Well, based on the list of winners, I would say not, though the distinctions blur. I haven't read Joe
Haldeman's Forever Peace, which is excerpted here for Best Novel, but I suspect it's more solidly in the SF
camp. As the Best Novella, Sheila Finch's "Reading of the Bones" is grounded in the science of linguistics but blends
in the quest motif typical of much fantasy. The story makes a nice metaphor of psychiatrist R.D. Laing's observation
about how we confuse the finger pointing at the moon for the moon itself -- i.e., the symbol for the
thing -- in depicting a race whose crusade to develop a formalized written language literally requires the sacrifice
of a finger, the bone from which is fitted to the layout of a physical alphabet.
"Thirteen Ways to Water" by Bruce Holland Rogers, named Best Short Story, involves an exorcism of war's horrors in
which the exorcist wins the cured veteran's wife, runs more along the lines of literary fabulism, characteristic of
most of Holland's work that I've read, than outright fantasy. Runner-up short story nominee "Winter Fire" by Geoffrey
A. Landis, shares with Williams the use of an SF conceit to depict how a single person rising above the horrors of a
man-made plight can personify the better inclinations of our species. Unlike the contrast between the Novella
runner-up and winner, I couldn't necessarily say that the Landis story is better than that by Holland, just
different. Another nominee for Best Novelette, "The Mercy Gate" by Mark J. McGarry, strives for the same height
as Landis and Williams, but, for me at least, fell short.
And let's not forget the Rhysling Award for Poetry. John Grey pays tribute to the godmother of SF, Mary Shelley
and the central theme of Frankenstein, though it's hardly an original observation. In contrast, for originality
see Laurel Winter's "Why Goldfish Shouldn't Use Power Tools" -- SF, fantasy, I don't know what the hell it is,
other than the fact that it's powerfully good, a poetical counterpart to the territory covered by Williams and Landis.

+-------+

#### TO BE DONE
A. Answer these questions from the review of the award winners, one answer per line:
(i) Which Joe Haldeman novel is excerpted for Best Novel?
(ii) Who wrote the short story "Winter Fire"?
(iii) What award for poetry does the review bring up?
B. Decide whether each statement agrees with the review of the award winners. Answer yes or no, and quote the words from the review that settle it.
(i) The reviewer has read Forever Peace.
(ii) "Thirteen Ways to Water" won Best Short Story.
(iii) The reviewer feels "The Mercy Gate" reaches the same height as the stories by Landis and Williams.
C. Write the next part of the review of the award winners, picking up after its last sentence.

A run of records:
+-------+

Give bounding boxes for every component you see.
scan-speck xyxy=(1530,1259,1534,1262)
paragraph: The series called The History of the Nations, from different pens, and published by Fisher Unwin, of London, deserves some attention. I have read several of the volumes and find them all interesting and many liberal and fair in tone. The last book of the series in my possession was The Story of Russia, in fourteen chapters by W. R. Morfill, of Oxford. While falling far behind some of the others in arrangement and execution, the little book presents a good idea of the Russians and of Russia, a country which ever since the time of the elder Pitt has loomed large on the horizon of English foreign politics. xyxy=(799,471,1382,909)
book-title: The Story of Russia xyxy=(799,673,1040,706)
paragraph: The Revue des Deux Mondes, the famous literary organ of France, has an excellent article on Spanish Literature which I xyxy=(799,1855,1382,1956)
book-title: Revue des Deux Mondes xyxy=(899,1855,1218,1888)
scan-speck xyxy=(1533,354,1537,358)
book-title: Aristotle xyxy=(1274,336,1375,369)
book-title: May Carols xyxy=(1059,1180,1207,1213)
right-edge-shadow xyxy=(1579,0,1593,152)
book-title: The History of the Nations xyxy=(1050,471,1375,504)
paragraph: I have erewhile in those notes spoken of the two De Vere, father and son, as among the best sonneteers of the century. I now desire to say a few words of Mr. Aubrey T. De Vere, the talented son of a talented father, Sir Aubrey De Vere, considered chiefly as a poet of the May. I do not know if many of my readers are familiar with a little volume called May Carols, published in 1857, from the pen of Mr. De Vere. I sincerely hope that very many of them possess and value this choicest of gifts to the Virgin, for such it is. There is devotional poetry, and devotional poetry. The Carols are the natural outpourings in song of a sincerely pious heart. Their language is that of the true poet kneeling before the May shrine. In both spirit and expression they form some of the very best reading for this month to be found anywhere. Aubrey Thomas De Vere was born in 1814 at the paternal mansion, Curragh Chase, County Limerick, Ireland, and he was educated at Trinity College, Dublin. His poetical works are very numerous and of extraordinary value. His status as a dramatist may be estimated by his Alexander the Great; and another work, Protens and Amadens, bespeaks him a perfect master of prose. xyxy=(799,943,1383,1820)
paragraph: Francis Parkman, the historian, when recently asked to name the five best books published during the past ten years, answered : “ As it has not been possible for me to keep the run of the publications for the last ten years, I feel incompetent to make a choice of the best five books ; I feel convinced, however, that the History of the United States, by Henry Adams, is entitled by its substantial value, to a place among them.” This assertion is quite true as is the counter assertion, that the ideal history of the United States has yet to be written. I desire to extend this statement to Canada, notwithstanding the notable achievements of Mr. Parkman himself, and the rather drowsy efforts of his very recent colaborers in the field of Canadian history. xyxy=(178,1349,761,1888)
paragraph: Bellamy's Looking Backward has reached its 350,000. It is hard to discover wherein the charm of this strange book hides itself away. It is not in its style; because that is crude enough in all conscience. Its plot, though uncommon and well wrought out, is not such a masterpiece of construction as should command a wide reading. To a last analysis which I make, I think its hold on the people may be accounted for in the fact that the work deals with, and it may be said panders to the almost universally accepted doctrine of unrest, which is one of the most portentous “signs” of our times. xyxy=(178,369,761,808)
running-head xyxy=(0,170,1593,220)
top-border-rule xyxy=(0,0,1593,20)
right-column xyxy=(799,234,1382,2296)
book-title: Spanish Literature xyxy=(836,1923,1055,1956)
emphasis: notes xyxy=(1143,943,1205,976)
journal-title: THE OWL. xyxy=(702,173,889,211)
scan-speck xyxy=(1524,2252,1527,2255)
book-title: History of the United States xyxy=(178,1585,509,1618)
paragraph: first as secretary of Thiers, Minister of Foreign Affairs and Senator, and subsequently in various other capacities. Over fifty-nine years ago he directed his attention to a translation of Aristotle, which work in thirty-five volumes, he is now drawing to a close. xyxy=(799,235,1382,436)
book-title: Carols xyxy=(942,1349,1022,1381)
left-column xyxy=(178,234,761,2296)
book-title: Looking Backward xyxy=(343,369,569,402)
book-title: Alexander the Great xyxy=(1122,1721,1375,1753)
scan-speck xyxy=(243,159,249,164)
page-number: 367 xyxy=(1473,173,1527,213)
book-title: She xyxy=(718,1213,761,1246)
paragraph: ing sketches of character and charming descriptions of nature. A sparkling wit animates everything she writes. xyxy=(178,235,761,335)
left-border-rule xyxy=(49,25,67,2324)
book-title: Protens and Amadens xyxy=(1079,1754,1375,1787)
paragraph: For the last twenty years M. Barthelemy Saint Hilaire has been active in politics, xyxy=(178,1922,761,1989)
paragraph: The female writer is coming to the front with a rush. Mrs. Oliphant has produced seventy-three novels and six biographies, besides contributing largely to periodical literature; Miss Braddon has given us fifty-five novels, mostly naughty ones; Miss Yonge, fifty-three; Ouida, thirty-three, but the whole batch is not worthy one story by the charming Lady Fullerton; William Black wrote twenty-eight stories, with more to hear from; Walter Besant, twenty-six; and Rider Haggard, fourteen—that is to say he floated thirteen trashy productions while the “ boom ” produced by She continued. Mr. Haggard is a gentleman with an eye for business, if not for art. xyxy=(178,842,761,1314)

+-------+

#### FINAL RESULTS
A.
(i) Forever Peace
(ii) Geoffrey A. Landis
(iii) The Rhysling Award

B.
(i) No: "I haven't read Joe Haldeman's Forever Peace"
(ii) Yes: "named Best Short Story"
(iii) No: "for me at least, fell short"

C.
Finally, there's "Uncommon Sense," selected to commemorate the induction of Hal Clement as a GrandMaster, which
is pure hard SF. This is classic stuff in which the story centres on the protagonist's ability to solve a
scientific puzzle in the context of the conditions of an alien world. This usually isn't my cup of SF tea. What
made it even less so is that it seems to violate its own principles of scientific logic. For various reasons, the
plot hinges on the fact that the repair crew of a grounded spaceship works during the day, when radioactive levels
are the highest. It seems to me that the common sense approach, unless Clement want us to believe that humans
technologically sophisticated enough to travel in space are incapable of artificial illumination, would be for the
crew to work at night when it is less dangerous and more comfortable.
In his introduction, Benford laments that the "pure" science fiction he and Clement represent has lost its
cultural impact now that it is actually the year 2000, when much that once could only have been imagined has
become commonplace. In Benford's complaint that science fiction today has become primarily a visual medium, I
detect a whiff of envy of all those fat fantasy tetralogies that plumb a vast base of readers and, for whatever
their faults, at least aren't based on 60s television.
Perhaps the problem is that Benford's limited definition of SF as a technological predictor, whatever its traditional
merits, is as outmoded as Clement's tale. The best SF today is not about foreseeing where the future may live
(because, as Benford notes, we're already living in the future), it's about how humanity responds to technology,
for good or bad, as both the Williams and Landis stories exemplify. That neither is an award winner may say
something about the state of the genre as its own practitioners see it.
Interestingly, the Nebula anthology's traditional roundtable of essays about SF tries to address this with divergent
opinions about "the death of SF" and "why we don't get no respect" from Jonathan Lethem, Gordon van Gelder,
George Zebrowski, David Hartwell, and Bill Warren. Lethem's essay (which originally appeared in
The Village Voice) semi-fancifully posits that the SFWA blew it back in 1967 when instead of awarding
Thomas Pynchon's Gravity Rainbow the Nebula for Best Novel (it went instead to Arthur C. Clarke's
Rendezvous with Rama; Lethem quotes Carter Scholz's comment that it is "less a novel than a schematic diagram
in prose") marked a missed opportunity when the genre could have claimed the intellectual high ground staked by the
New Wave and merged into the literary mainstream.
Of course, neither Pynchon nor Lethem, for that matter, write SF, at least not, most certainly, in the Benford sense,
and both have enjoyed some degree of mainstream success. But according to van Gelder and Zebrowski, SF by definition
hasn't any business being in the mainstream, so why would you want it to be? Taking up Benford's complaint that
SF today is a more popular subject for visual media, Bill Warren points out why you can't blame SF for movies that
never realize the sophistication of the written form (which is true of any book adaptation), so quit your
bitchin'. Meanwhile, David Hartwell says that reports of SF's death to the contrary, in the book publishing
business the genre is doing quite nicely, thank you. And he should know.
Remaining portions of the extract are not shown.